__To be done__. Search the records for the word "JSON" and pick out every line that has it.

__Record set__.
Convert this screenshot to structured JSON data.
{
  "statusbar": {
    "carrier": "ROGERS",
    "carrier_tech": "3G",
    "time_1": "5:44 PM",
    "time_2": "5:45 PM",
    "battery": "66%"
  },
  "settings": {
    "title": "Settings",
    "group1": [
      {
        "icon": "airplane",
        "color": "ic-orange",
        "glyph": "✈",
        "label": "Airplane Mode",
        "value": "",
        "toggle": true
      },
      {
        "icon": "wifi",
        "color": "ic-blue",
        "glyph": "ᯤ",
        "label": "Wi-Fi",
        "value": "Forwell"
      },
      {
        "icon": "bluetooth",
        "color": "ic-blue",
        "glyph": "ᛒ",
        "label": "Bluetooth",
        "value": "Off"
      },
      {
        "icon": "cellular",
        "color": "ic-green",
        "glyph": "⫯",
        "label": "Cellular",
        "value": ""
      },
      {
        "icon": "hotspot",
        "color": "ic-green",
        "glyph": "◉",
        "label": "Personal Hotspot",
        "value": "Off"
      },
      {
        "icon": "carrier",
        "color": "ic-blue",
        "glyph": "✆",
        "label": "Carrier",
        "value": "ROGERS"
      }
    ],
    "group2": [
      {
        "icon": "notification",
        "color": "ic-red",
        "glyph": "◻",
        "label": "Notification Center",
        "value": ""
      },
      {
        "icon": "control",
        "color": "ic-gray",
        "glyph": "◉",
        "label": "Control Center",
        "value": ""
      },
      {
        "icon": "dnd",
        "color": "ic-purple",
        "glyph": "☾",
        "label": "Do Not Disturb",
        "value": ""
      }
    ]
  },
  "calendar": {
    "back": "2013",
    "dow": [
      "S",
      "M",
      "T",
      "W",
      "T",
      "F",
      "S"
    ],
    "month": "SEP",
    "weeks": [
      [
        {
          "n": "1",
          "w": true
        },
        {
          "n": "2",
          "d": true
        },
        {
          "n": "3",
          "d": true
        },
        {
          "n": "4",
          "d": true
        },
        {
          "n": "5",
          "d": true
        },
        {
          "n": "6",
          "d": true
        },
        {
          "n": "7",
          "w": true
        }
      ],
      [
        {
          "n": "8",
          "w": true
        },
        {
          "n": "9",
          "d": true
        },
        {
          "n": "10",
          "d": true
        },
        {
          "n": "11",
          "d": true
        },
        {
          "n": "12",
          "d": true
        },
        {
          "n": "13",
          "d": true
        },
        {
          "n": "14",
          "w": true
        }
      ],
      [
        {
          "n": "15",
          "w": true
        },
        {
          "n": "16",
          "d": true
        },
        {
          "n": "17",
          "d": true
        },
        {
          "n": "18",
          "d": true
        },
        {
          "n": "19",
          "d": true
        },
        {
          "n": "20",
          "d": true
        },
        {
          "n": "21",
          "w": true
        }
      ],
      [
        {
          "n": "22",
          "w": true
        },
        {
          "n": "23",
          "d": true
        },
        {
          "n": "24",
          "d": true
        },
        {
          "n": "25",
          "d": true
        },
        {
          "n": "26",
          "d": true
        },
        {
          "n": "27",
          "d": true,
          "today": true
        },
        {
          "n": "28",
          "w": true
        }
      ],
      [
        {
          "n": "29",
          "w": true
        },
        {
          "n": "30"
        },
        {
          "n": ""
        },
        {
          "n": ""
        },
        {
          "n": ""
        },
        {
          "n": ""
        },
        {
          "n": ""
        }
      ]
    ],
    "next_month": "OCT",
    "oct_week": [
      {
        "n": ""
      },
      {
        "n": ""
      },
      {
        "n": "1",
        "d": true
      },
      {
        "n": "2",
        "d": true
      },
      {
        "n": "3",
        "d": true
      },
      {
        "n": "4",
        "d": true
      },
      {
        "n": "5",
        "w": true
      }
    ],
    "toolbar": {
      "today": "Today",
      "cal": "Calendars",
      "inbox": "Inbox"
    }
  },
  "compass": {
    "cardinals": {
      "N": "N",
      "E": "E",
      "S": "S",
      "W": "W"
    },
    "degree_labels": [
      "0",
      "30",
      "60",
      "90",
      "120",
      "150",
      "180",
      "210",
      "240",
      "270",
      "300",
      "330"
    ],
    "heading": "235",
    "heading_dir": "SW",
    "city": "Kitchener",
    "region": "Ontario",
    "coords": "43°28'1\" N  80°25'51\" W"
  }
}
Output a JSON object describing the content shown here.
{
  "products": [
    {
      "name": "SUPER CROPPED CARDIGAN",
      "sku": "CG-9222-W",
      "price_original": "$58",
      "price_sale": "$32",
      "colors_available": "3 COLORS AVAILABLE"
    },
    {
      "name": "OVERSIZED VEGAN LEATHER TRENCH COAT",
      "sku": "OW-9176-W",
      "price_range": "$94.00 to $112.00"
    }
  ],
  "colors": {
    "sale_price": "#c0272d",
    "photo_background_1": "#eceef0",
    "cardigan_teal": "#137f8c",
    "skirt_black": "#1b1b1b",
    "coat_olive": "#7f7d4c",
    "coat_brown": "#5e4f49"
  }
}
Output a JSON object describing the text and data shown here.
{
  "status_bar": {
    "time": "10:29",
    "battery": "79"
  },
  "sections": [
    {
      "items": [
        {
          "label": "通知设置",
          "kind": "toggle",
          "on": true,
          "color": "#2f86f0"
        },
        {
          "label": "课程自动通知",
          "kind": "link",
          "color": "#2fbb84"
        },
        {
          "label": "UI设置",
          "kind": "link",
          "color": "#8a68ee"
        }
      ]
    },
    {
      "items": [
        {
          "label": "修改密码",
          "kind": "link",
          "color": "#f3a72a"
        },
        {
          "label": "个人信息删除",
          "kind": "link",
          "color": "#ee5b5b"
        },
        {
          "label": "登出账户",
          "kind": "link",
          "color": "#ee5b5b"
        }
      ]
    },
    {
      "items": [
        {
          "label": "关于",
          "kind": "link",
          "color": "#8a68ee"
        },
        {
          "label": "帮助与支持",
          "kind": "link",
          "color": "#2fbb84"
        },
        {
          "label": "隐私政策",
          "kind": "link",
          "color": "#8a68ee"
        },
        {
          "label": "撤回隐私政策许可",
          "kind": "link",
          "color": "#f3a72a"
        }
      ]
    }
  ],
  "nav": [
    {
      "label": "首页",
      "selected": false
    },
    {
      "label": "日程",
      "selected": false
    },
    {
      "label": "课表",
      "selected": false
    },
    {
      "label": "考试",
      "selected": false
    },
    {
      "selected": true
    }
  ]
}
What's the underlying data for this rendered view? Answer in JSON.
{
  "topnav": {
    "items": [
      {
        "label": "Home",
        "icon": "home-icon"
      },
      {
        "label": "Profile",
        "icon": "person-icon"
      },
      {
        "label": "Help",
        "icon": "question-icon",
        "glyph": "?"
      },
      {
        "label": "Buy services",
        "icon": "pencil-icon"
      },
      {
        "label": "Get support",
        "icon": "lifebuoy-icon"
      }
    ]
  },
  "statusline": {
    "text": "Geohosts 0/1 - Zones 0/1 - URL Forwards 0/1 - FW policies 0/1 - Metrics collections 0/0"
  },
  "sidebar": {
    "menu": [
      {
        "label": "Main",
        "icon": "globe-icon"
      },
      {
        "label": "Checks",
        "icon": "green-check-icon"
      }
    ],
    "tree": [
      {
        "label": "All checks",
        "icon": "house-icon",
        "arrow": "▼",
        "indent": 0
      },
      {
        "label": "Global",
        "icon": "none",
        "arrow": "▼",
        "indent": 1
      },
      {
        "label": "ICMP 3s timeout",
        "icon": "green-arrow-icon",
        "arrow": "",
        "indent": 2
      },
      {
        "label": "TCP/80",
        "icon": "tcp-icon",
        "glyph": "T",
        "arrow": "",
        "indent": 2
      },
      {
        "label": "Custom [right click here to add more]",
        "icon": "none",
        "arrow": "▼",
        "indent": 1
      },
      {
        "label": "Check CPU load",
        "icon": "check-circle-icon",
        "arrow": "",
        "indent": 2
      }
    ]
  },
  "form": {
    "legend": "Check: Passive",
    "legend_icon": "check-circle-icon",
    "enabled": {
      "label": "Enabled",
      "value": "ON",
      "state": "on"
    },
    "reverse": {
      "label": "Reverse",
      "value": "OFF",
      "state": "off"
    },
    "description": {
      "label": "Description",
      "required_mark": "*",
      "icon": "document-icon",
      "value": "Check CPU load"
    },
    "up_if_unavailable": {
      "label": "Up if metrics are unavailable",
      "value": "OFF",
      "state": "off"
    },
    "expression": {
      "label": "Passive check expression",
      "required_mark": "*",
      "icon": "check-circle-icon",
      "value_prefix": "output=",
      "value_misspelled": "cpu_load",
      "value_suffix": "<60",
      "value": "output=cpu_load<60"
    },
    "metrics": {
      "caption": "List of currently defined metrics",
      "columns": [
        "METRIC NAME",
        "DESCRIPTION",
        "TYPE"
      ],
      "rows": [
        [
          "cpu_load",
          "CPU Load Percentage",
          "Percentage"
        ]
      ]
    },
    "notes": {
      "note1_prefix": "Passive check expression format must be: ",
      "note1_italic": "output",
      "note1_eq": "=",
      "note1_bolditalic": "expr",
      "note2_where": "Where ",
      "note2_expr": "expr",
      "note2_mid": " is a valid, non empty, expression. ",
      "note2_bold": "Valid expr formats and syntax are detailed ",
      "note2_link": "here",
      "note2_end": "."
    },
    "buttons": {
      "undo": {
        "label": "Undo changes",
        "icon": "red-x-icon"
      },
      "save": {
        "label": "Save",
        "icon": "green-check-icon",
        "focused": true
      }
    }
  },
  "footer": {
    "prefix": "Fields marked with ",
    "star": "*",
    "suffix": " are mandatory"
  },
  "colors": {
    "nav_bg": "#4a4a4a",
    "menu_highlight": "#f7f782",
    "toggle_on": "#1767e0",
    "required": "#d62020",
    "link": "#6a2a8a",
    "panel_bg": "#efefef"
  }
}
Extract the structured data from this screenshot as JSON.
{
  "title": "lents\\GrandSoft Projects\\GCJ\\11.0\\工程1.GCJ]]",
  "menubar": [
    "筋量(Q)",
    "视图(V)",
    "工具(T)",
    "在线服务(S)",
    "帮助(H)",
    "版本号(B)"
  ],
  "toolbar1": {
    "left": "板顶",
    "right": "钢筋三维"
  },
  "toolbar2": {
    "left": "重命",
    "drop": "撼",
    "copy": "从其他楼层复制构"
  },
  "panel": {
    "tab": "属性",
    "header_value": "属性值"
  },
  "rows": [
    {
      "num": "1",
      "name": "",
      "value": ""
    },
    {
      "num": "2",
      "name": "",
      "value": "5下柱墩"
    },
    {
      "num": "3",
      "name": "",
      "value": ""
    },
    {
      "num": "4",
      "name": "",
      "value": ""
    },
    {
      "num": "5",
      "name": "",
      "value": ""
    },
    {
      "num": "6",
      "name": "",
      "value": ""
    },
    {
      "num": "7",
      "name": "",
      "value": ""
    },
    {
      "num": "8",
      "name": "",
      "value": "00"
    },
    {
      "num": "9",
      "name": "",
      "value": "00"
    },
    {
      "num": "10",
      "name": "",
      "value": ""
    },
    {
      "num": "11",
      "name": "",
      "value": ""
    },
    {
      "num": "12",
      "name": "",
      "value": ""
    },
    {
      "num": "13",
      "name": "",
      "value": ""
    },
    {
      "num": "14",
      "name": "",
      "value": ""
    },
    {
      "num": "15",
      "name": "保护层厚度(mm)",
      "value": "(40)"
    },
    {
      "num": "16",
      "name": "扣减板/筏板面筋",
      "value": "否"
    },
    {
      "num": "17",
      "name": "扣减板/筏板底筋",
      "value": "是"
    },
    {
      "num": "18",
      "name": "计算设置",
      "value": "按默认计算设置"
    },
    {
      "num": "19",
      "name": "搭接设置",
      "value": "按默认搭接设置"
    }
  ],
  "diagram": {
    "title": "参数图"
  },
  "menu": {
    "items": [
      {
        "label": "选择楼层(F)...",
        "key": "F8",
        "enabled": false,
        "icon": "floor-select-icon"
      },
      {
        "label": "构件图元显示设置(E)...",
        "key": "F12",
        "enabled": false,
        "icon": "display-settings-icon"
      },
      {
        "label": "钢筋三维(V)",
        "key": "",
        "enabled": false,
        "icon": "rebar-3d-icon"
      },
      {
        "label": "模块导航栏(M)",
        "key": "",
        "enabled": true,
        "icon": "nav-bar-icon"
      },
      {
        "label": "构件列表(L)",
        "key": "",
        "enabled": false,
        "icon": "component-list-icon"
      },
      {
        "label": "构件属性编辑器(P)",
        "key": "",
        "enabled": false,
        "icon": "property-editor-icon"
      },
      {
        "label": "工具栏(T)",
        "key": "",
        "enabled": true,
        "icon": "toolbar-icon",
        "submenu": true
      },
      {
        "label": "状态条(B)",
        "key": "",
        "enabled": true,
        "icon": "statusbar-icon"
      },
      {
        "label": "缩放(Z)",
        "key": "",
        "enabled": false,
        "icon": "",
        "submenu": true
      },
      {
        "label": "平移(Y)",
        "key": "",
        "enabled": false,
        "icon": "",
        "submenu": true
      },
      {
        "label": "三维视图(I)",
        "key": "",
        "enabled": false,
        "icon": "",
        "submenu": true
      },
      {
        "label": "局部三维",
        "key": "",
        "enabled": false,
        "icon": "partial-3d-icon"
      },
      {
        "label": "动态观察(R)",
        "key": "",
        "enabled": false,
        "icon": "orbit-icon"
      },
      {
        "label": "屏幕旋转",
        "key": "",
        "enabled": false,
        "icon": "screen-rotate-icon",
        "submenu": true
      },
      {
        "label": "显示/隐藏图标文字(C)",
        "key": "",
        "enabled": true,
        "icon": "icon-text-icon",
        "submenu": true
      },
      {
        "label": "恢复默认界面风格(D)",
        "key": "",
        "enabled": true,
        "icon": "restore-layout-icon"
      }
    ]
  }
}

__Solution to the exercise__.
Convert this screenshot to structured JSON data.
Output a JSON object describing the content shown here.
Output a JSON object describing the text and data shown here.
What's the underlying data for this rendered view? Answer in JSON.
Extract the structured data from this screenshot as JSON.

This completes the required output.